For each line that holds "производителям", copy the line out.

────────────────

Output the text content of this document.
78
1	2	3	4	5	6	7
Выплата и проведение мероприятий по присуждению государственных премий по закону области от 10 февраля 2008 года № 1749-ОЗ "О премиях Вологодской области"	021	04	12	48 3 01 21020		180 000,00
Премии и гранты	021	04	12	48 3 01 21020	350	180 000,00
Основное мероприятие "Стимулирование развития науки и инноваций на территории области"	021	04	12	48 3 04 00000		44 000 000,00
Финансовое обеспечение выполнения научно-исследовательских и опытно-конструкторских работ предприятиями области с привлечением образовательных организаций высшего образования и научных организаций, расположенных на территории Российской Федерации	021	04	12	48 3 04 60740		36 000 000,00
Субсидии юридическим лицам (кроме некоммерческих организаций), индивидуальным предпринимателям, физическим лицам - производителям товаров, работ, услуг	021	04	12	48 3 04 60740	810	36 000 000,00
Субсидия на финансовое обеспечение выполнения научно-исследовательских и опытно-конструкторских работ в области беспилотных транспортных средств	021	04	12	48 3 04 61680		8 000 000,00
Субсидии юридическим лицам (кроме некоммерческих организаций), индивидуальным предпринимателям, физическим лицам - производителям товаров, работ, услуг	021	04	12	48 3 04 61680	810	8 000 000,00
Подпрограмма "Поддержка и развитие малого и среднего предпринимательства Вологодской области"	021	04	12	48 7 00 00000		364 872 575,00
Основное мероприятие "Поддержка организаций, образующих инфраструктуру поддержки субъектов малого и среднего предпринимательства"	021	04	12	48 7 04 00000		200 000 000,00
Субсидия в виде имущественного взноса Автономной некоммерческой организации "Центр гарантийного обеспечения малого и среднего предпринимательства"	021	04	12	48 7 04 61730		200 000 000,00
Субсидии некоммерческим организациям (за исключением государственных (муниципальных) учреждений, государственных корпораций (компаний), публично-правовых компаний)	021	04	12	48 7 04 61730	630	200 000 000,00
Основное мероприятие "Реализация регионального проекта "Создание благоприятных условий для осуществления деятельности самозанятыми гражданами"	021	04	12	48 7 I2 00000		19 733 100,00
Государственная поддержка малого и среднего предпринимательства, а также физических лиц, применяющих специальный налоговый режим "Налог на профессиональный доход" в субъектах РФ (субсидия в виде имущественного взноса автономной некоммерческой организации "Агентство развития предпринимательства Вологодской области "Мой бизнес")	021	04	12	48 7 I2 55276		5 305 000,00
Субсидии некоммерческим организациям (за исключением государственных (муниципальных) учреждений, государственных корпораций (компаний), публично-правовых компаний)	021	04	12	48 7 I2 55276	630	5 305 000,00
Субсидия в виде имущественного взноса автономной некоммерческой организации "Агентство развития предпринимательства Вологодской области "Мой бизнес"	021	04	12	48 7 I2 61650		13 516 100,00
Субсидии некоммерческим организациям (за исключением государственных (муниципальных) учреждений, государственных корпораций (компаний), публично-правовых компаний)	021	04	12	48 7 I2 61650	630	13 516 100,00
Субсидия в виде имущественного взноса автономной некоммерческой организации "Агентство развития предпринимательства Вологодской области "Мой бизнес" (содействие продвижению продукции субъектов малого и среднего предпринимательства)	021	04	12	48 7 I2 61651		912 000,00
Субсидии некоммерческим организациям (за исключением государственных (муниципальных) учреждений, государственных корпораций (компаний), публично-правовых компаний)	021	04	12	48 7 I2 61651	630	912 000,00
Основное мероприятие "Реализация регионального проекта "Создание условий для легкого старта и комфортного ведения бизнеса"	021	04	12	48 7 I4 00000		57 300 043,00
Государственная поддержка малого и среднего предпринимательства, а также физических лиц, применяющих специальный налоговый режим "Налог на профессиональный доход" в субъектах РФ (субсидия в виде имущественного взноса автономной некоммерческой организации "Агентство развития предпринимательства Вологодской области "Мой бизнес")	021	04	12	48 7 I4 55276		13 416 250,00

────────────────

→ Answer below:
Субсидии юридическим лицам (кроме некоммерческих организаций), индивидуальным предпринимателям, физическим лицам - производителям товаров, работ, услуг	021	04	12	48 3 04 60740	810	36 000 000,00
Субсидии юридическим лицам (кроме некоммерческих организаций), индивидуальным предпринимателям, физическим лицам - производителям товаров, работ, услуг	021	04	12	48 3 04 61680	810	8 000 000,00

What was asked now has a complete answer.